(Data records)

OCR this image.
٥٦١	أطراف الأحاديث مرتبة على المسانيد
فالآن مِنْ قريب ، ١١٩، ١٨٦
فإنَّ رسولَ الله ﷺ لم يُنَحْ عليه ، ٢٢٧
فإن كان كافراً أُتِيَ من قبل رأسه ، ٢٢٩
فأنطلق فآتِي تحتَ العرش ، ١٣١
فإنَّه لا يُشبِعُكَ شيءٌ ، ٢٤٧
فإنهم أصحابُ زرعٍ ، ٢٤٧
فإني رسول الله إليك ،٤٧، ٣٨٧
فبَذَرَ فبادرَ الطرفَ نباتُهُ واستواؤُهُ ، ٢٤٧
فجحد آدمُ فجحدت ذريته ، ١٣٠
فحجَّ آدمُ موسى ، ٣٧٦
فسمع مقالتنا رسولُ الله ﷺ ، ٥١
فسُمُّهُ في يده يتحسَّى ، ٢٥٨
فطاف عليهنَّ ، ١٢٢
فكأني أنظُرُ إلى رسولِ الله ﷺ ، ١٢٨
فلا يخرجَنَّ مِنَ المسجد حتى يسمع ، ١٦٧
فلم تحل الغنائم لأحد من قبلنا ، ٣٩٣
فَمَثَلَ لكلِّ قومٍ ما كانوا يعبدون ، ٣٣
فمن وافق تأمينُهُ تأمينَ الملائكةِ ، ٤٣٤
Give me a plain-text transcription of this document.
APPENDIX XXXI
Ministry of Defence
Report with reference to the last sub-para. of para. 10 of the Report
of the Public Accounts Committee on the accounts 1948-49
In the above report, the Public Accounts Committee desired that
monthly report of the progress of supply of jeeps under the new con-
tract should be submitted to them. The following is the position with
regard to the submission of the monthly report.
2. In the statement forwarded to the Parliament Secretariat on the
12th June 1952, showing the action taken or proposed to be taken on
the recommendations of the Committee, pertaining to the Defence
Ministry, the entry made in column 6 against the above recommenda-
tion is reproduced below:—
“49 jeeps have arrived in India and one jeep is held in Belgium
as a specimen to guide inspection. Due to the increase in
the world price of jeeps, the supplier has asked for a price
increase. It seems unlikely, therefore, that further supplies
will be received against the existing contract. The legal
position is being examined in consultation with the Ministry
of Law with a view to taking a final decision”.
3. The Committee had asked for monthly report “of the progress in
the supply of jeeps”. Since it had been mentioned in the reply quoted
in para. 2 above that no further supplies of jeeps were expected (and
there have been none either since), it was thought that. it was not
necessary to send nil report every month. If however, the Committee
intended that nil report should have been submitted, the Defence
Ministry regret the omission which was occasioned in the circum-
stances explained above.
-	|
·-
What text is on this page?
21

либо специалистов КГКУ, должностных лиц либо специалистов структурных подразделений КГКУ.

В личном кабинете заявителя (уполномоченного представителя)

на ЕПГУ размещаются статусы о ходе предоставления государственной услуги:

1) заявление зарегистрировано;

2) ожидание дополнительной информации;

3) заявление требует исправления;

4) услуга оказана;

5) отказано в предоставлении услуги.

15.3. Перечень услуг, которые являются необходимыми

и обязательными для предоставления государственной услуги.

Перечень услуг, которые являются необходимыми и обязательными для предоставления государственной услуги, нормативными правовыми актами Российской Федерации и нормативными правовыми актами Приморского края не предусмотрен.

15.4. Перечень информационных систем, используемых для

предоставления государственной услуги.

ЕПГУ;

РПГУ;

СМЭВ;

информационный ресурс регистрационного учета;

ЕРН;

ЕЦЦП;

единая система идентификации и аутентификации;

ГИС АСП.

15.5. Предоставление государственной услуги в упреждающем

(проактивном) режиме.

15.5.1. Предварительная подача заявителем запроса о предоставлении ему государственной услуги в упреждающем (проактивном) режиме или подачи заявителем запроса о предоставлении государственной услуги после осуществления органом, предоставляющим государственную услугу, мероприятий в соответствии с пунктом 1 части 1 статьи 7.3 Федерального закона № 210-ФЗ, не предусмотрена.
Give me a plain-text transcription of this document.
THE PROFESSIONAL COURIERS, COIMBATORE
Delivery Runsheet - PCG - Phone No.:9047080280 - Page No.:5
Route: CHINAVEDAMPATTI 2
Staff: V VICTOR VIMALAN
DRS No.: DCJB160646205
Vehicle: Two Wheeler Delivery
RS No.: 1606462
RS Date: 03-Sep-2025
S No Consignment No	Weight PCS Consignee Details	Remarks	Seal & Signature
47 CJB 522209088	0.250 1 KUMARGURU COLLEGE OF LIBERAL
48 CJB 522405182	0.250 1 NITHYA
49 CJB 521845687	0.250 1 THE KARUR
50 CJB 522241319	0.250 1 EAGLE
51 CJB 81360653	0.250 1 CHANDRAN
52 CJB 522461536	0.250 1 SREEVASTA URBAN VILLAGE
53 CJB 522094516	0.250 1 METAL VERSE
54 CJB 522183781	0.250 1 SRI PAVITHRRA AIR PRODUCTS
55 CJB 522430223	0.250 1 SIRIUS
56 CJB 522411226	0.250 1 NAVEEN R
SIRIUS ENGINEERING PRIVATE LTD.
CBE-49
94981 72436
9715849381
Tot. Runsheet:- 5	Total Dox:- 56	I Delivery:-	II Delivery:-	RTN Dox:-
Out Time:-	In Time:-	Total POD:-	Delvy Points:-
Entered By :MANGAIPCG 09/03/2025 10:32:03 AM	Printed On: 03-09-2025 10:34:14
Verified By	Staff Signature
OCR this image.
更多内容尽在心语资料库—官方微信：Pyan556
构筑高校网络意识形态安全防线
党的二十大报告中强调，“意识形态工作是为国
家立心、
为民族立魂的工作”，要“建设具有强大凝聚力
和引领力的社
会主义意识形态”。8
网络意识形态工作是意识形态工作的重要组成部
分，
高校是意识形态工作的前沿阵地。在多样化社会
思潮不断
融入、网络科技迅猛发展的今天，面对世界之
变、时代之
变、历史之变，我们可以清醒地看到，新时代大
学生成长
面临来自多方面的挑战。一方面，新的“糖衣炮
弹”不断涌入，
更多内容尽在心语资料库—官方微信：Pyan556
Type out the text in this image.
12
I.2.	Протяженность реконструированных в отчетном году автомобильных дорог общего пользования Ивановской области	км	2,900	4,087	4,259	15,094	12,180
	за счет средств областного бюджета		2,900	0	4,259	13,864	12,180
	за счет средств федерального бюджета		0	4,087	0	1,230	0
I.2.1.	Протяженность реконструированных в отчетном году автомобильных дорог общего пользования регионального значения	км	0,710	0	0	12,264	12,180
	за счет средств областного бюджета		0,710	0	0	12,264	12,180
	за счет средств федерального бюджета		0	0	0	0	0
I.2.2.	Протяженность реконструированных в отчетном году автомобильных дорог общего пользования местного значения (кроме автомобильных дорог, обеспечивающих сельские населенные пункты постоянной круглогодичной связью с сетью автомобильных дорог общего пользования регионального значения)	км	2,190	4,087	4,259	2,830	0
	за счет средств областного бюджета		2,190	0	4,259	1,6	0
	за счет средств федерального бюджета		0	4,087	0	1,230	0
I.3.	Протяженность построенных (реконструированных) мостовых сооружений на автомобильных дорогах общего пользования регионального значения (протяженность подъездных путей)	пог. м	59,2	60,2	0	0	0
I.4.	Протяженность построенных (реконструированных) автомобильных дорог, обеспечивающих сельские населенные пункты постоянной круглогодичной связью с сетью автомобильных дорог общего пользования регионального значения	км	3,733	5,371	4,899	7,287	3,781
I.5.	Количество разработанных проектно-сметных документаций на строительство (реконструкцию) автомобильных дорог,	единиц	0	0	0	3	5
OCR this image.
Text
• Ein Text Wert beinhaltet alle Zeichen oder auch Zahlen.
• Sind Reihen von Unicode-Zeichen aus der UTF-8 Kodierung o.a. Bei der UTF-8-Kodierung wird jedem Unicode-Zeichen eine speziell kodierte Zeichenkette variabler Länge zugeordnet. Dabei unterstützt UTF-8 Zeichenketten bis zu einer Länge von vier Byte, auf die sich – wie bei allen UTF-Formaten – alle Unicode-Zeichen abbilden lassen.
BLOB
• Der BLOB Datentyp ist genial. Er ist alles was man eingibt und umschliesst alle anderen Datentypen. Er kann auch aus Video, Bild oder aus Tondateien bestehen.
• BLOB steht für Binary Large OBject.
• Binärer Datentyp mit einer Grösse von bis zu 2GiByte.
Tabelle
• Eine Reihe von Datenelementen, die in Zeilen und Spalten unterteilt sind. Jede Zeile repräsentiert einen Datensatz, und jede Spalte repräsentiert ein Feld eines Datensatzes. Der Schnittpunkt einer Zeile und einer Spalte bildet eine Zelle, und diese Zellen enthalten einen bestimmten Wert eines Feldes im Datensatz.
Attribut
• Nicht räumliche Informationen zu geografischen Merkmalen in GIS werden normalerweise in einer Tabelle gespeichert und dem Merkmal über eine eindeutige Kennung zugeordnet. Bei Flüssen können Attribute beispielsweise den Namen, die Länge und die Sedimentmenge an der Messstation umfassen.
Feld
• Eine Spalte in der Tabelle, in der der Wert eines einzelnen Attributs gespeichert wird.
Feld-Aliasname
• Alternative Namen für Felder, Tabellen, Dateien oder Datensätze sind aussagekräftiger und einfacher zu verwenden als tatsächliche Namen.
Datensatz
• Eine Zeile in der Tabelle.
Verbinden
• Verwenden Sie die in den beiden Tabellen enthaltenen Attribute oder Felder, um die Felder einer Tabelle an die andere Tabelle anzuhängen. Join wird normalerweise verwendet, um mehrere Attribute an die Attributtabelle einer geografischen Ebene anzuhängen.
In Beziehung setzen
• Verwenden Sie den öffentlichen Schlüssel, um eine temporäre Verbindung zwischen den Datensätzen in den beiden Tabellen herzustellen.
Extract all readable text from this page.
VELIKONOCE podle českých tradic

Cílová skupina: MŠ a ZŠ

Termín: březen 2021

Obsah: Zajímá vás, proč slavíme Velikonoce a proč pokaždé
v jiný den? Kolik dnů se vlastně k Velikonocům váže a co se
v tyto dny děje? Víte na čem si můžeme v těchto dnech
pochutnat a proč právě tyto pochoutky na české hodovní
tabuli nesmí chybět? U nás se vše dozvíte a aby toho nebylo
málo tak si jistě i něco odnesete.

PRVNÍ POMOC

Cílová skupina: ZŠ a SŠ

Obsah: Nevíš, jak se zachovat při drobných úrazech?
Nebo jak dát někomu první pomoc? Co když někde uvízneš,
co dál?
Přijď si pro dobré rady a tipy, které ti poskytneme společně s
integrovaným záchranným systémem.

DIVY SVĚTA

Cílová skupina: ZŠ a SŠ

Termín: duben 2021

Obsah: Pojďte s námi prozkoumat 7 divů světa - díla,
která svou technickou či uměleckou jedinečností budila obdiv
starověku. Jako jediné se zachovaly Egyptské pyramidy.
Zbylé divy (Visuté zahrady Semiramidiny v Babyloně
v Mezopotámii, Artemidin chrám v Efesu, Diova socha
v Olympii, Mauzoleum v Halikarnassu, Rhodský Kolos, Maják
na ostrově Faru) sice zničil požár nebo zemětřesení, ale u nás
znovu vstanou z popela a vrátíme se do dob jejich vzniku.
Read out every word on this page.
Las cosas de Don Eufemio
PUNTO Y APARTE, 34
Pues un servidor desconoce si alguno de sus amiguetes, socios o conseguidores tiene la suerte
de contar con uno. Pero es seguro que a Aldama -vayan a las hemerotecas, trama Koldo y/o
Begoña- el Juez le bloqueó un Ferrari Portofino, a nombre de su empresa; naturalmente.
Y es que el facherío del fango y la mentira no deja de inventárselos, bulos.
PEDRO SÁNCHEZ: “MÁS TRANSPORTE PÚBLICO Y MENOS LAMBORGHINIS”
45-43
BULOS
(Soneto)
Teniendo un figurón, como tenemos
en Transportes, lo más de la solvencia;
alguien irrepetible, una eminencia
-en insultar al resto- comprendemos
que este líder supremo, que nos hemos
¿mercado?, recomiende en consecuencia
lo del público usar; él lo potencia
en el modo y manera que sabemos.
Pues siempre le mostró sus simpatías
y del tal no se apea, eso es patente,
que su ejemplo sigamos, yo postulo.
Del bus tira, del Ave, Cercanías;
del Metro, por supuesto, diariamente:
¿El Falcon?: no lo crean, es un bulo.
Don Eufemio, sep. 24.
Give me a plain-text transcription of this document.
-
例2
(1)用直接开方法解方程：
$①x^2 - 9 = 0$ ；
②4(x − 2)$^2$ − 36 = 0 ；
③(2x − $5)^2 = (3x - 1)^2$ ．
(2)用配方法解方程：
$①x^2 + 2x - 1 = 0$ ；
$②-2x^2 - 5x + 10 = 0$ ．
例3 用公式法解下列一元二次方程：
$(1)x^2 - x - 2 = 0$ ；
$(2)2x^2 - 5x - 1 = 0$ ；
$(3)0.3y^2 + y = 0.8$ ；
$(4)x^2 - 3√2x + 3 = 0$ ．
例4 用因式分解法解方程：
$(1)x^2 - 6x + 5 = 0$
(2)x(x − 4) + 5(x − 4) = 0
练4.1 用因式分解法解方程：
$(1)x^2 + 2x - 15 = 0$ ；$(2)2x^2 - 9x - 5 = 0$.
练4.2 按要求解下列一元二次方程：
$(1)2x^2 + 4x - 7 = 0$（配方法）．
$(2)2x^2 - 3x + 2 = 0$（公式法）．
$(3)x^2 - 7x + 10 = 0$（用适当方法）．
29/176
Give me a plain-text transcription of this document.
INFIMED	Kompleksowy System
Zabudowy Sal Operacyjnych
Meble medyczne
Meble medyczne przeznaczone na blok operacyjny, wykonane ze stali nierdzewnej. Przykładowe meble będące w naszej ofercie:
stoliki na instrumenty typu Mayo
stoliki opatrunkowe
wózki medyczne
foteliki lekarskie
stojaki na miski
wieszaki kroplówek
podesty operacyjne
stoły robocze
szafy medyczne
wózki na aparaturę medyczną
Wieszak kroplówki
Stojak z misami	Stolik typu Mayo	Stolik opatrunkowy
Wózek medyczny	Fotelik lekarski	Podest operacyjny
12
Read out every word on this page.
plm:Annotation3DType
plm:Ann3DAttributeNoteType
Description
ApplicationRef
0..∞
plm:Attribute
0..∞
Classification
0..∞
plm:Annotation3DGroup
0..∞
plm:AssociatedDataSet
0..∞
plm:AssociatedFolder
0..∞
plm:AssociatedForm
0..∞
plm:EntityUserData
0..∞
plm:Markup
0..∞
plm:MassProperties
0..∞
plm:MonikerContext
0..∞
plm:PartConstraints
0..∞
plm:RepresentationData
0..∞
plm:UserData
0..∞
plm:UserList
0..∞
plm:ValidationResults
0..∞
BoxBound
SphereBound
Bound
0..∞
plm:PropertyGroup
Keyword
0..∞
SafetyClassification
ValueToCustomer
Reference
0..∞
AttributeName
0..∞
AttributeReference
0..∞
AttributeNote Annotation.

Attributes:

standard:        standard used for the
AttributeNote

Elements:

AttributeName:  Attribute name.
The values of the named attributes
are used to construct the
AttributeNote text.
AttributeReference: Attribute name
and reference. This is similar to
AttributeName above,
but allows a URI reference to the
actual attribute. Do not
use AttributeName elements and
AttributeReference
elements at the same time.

__Short problem__. Filter the records above for lines containing the word "stoliki", and copy those lines.

__Written solution__.
stoliki na instrumenty typu Mayo
stoliki opatrunkowe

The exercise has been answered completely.